WHAT THIS TASK INVOLVES
Can you find the lines of the listing that include "name" and copy every one?

INPUT MATERIAL
══════════
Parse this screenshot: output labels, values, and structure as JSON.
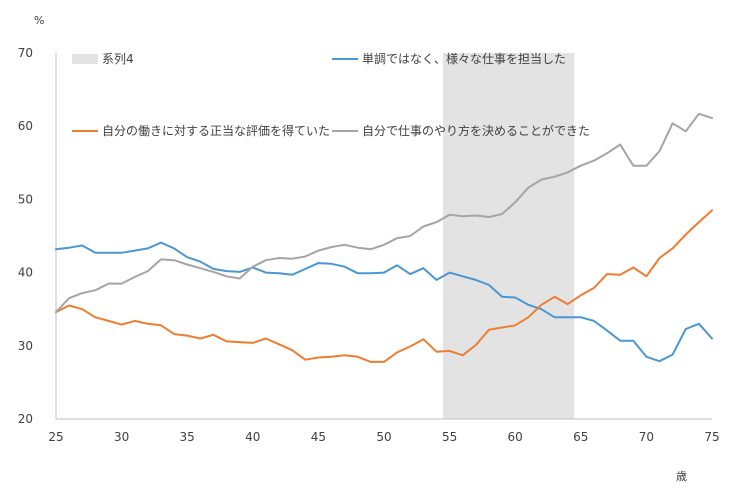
{
  "chart_data": {
    "type": "line",
    "ylabel": "%",
    "xlabel": "歳",
    "xlim": [
      25,
      75
    ],
    "ylim": [
      20,
      70
    ],
    "x_ticks": [
      25,
      30,
      35,
      40,
      45,
      50,
      55,
      60,
      65,
      70,
      75
    ],
    "y_ticks": [
      20,
      30,
      40,
      50,
      60,
      70
    ],
    "grid": false,
    "shaded_band": {
      "name": "系列4",
      "from": 54.5,
      "to": 64.5,
      "color": "#e4e3e3"
    },
    "x": [
      25,
      26,
      27,
      28,
      29,
      30,
      31,
      32,
      33,
      34,
      35,
      36,
      37,
      38,
      39,
      40,
      41,
      42,
      43,
      44,
      45,
      46,
      47,
      48,
      49,
      50,
      51,
      52,
      53,
      54,
      55,
      56,
      57,
      58,
      59,
      60,
      61,
      62,
      63,
      64,
      65,
      66,
      67,
      68,
      69,
      70,
      71,
      72,
      73,
      74,
      75
    ],
    "series": [
      {
        "name": "単調ではなく、様々な仕事を担当した",
        "color": "#4a97d4",
        "values": [
          43.2,
          43.4,
          43.7,
          42.7,
          42.7,
          42.7,
          43.0,
          43.3,
          44.1,
          43.3,
          42.1,
          41.5,
          40.5,
          40.2,
          40.1,
          40.7,
          40.0,
          39.9,
          39.7,
          40.5,
          41.3,
          41.2,
          40.8,
          39.9,
          39.9,
          40.0,
          41.0,
          39.8,
          40.6,
          39.0,
          40.0,
          39.5,
          39.0,
          38.3,
          36.7,
          36.6,
          35.6,
          35.0,
          33.9,
          33.9,
          33.9,
          33.4,
          32.1,
          30.7,
          30.7,
          28.5,
          27.9,
          28.8,
          32.3,
          33.0,
          31.0
        ]
      },
      {
        "name": "自分の働きに対する正当な評価を得ていた",
        "color": "#ed7d31",
        "values": [
          34.6,
          35.5,
          35.0,
          33.9,
          33.4,
          32.9,
          33.4,
          33.0,
          32.8,
          31.6,
          31.4,
          31.0,
          31.5,
          30.6,
          30.5,
          30.4,
          31.0,
          30.2,
          29.4,
          28.1,
          28.4,
          28.5,
          28.7,
          28.5,
          27.8,
          27.8,
          29.1,
          29.9,
          30.9,
          29.2,
          29.3,
          28.7,
          30.1,
          32.2,
          32.5,
          32.8,
          33.9,
          35.6,
          36.7,
          35.7,
          36.9,
          37.9,
          39.8,
          39.7,
          40.7,
          39.5,
          42.0,
          43.3,
          45.2,
          46.9,
          48.5
        ]
      },
      {
        "name": "自分で仕事のやり方を決めることができた",
        "color": "#a5a5a5",
        "values": [
          34.6,
          36.5,
          37.2,
          37.6,
          38.5,
          38.5,
          39.4,
          40.2,
          41.8,
          41.7,
          41.1,
          40.6,
          40.1,
          39.5,
          39.2,
          40.8,
          41.7,
          42.0,
          41.9,
          42.2,
          43.0,
          43.5,
          43.8,
          43.4,
          43.2,
          43.8,
          44.7,
          45.0,
          46.3,
          46.9,
          47.9,
          47.7,
          47.8,
          47.6,
          48.0,
          49.6,
          51.6,
          52.7,
          53.1,
          53.7,
          54.6,
          55.3,
          56.3,
          57.5,
          54.6,
          54.6,
          56.6,
          60.4,
          59.3,
          61.7,
          61.1
        ]
      }
    ]
  }
}
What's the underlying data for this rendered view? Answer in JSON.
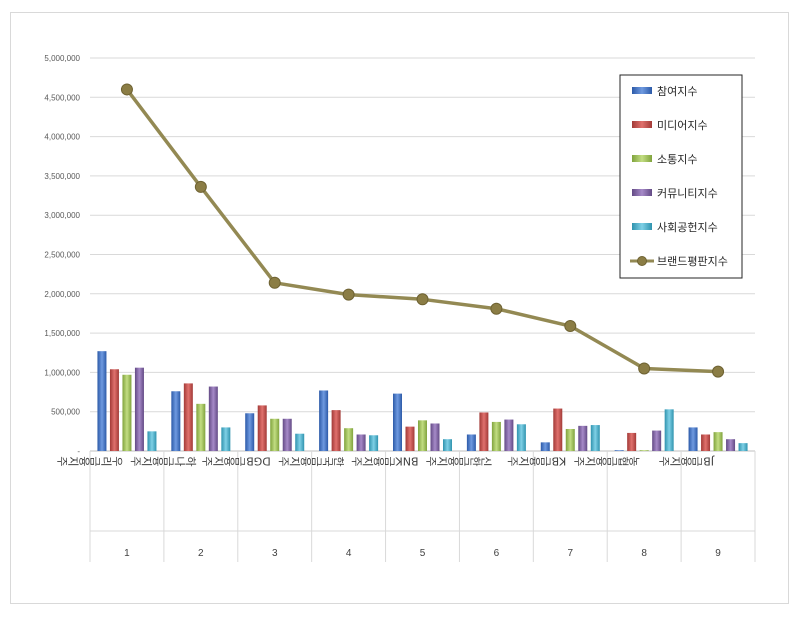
{
  "chart_data": {
    "type": "bar",
    "ylim": [
      0,
      5000000
    ],
    "ytick_labels": [
      "-",
      "500,000",
      "1,000,000",
      "1,500,000",
      "2,000,000",
      "2,500,000",
      "3,000,000",
      "3,500,000",
      "4,000,000",
      "4,500,000",
      "5,000,000"
    ],
    "categories": [
      "우리금융지주",
      "하나금융지주",
      "DGB금융지주",
      "한국금융지주",
      "BNK금융지주",
      "신한금융지주",
      "KB금융지주",
      "농협금융지주",
      "JB금융지주"
    ],
    "ranks": [
      "1",
      "2",
      "3",
      "4",
      "5",
      "6",
      "7",
      "8",
      "9"
    ],
    "grid": true,
    "legend_position": "top-right",
    "series": [
      {
        "name": "참여지수",
        "kind": "bar",
        "color": "#4472c4",
        "values": [
          1270000,
          760000,
          480000,
          770000,
          730000,
          210000,
          110000,
          10000,
          300000
        ]
      },
      {
        "name": "미디어지수",
        "kind": "bar",
        "color": "#c0504d",
        "values": [
          1040000,
          860000,
          580000,
          520000,
          310000,
          490000,
          540000,
          230000,
          210000
        ]
      },
      {
        "name": "소통지수",
        "kind": "bar",
        "color": "#9bbb59",
        "values": [
          970000,
          600000,
          410000,
          290000,
          390000,
          370000,
          280000,
          10000,
          240000
        ]
      },
      {
        "name": "커뮤니티지수",
        "kind": "bar",
        "color": "#8064a2",
        "values": [
          1060000,
          820000,
          410000,
          210000,
          350000,
          400000,
          320000,
          260000,
          150000
        ]
      },
      {
        "name": "사회공헌지수",
        "kind": "bar",
        "color": "#4bacc6",
        "values": [
          250000,
          300000,
          220000,
          200000,
          150000,
          340000,
          330000,
          530000,
          100000
        ]
      },
      {
        "name": "브랜드평판지수",
        "kind": "line",
        "color": "#938953",
        "values": [
          4600000,
          3360000,
          2140000,
          1990000,
          1930000,
          1810000,
          1590000,
          1050000,
          1010000
        ]
      }
    ]
  }
}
══════════
SOLUTION FOR THIS TASK
      "name": "系列4",
        "name": "単調ではなく、様々な仕事を担当した",
        "name": "自分の働きに対する正当な評価を得ていた",
        "name": "自分で仕事のやり方を決めることができた",
        "name": "참여지수",
        "name": "미디어지수",
        "name": "소통지수",
        "name": "커뮤니티지수",
        "name": "사회공헌지수",
        "name": "브랜드평판지수",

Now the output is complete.